**PROBLEM TO SOLVE**
Copy each line exactly. Drop every picture.
** BEGIN RECORDS **
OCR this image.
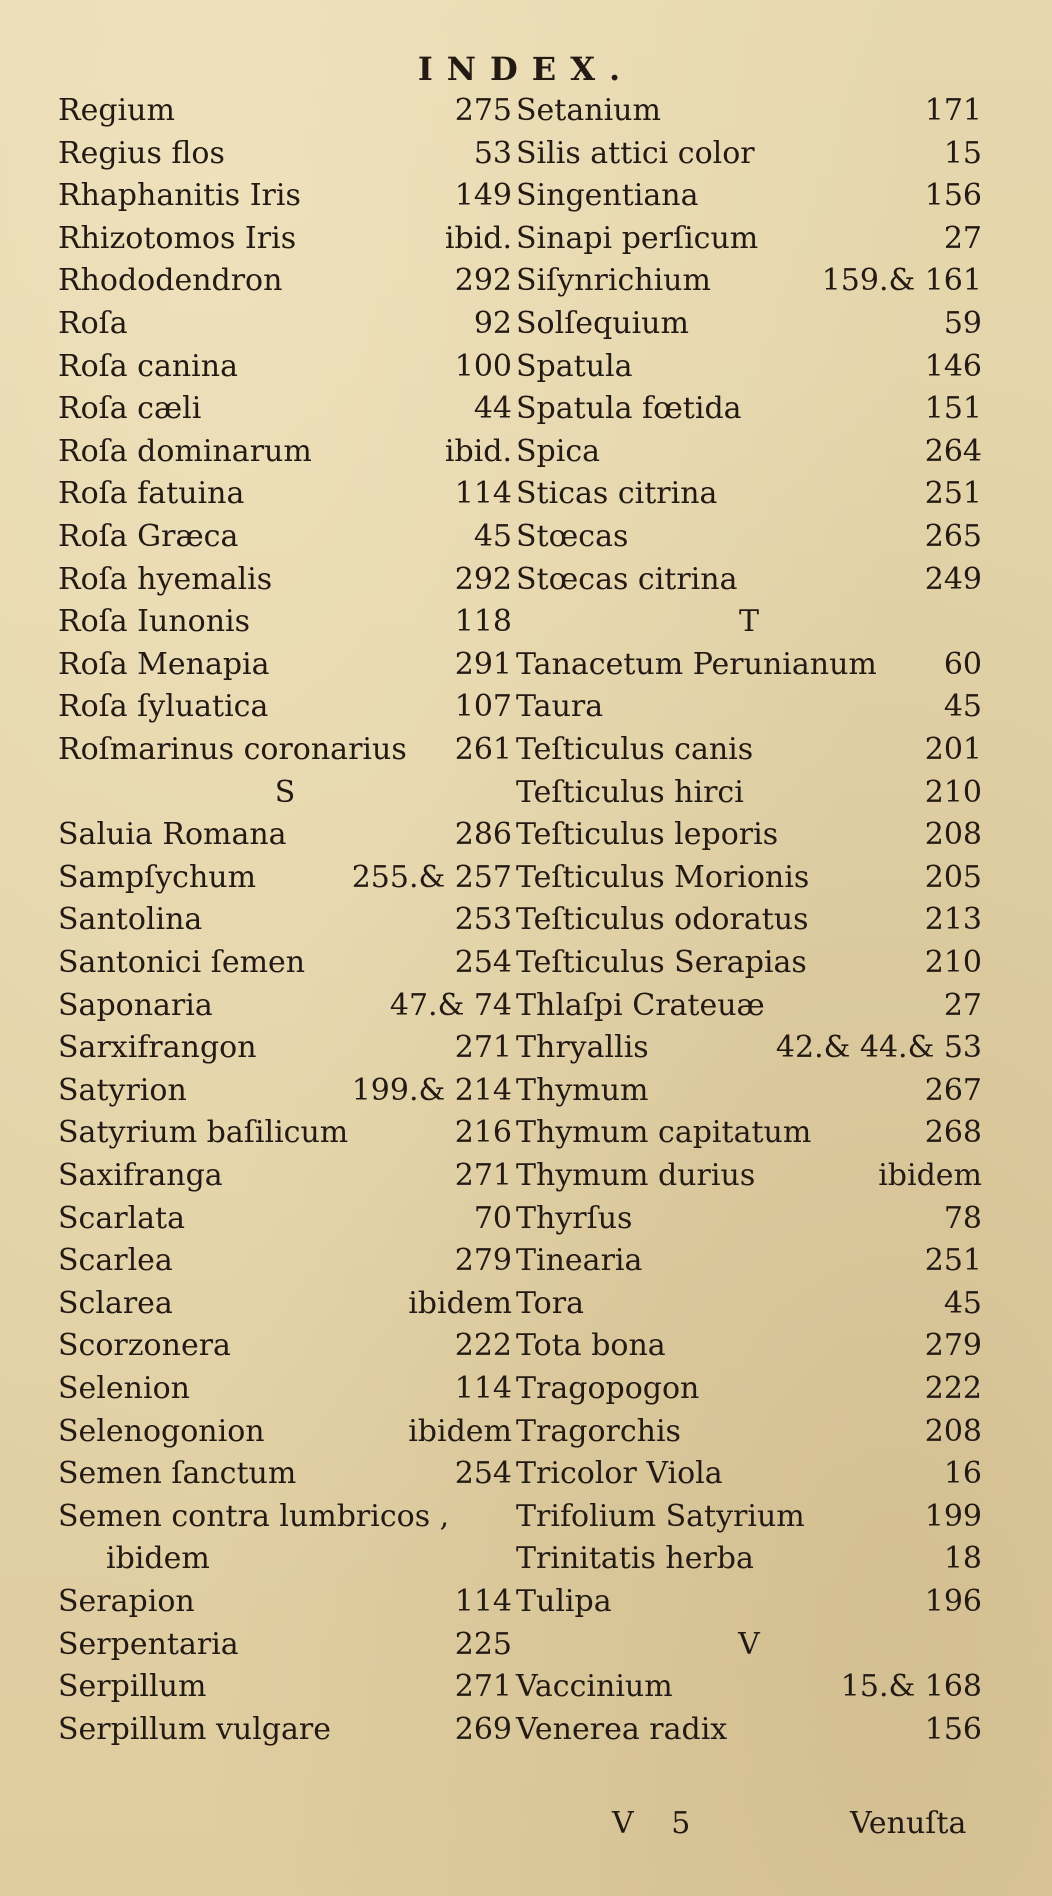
INDEX.
Regium	275
Regius flos	53
Rhaphanitis Iris	149
Rhizotomos Iris	ibid.
Rhododendron	292
Roſa	92
Roſa canina	100
Roſa cæli	44
Roſa dominarum	ibid.
Roſa fatuina	114
Roſa Græca	45
Roſa hyemalis	292
Roſa Iunonis	118
Roſa Menapia	291
Roſa ſyluatica	107
Roſmarinus coronarius 261
S
Saluia Romana	286
Sampſychum	255.& 257
Santolina	253
Santonici ſemen	254
Saponaria	47.& 74
Sarxifrangon	271
Satyrion	199.& 214
Satyrium baſilicum	216
Saxifranga	271
Scarlata	70
Scarlea	279
Sclarea	ibidem
Scorzonera	222
Selenion	114
Selenogonion	ibidem
Semen ſanctum	254
Semen contra lumbricos ,
ibidem
Serapion	114
Serpentaria	225
Serpillum	271
Serpillum vulgare	269
Setanium	171
Silis attici color	15
Singentiana	156
Sinapi perſicum	27
Siſynrichium	159.& 161
Solſequium	59
Spatula	146
Spatula fœtida	151
Spica	264
Sticas citrina	251
Stœcas	265
Stœcas citrina	249
T
Tanacetum Perunianum 60
Taura	45
Teſticulus canis	201
Teſticulus hirci	210
Teſticulus leporis	208
Teſticulus Morionis	205
Teſticulus odoratus	213
Teſticulus Serapias	210
Thlaſpi Crateuæ	27
Thryallis	42.& 44.& 53
Thymum	267
Thymum capitatum	268
Thymum durius	ibidem
Thyrſus	78
Tinearia	251
Tora	45
Tota bona	279
Tragopogon	222
Tragorchis	208
Tricolor Viola	16
Trifolium Satyrium	199
Trinitatis herba	18
Tulipa	196
V
Vaccinium	15.& 168
Venerea radix	156
V 5	Venuſta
** END RECORDS **
**REPLY TO THE TASK**
OCR this image.
INDEX.
Regium	275
Regius flos	53
Rhaphanitis Iris	149
Rhizotomos Iris	ibid.
Rhododendron	292
Roſa	92
Roſa canina	100
Roſa cæli	44
Roſa dominarum	ibid.
Roſa fatuina	114
Roſa Græca	45
Roſa hyemalis	292
Roſa Iunonis	118
Roſa Menapia	291
Roſa ſyluatica	107
Roſmarinus coronarius 261
S
Saluia Romana	286
Sampſychum	255.& 257
Santolina	253
Santonici ſemen	254
Saponaria	47.& 74
Sarxifrangon	271
Satyrion	199.& 214
Satyrium baſilicum	216
Saxifranga	271
Scarlata	70
Scarlea	279
Sclarea	ibidem
Scorzonera	222
Selenion	114
Selenogonion	ibidem
Semen ſanctum	254
Semen contra lumbricos ,
ibidem
Serapion	114
Serpentaria	225
Serpillum	271
Serpillum vulgare	269
Setanium	171
Silis attici color	15
Singentiana	156
Sinapi perſicum	27
Siſynrichium	159.& 161
Solſequium	59
Spatula	146
Spatula fœtida	151
Spica	264
Sticas citrina	251
Stœcas	265
Stœcas citrina	249
T
Tanacetum Perunianum 60
Taura	45
Teſticulus canis	201
Teſticulus hirci	210
Teſticulus leporis	208
Teſticulus Morionis	205
Teſticulus odoratus	213
Teſticulus Serapias	210
Thlaſpi Crateuæ	27
Thryallis	42.& 44.& 53
Thymum	267
Thymum capitatum	268
Thymum durius	ibidem
Thyrſus	78
Tinearia	251
Tora	45
Tota bona	279
Tragopogon	222
Tragorchis	208
Tricolor Viola	16
Trifolium Satyrium	199
Trinitatis herba	18
Tulipa	196
V
Vaccinium	15.& 168
Venerea radix	156
V 5	Venuſta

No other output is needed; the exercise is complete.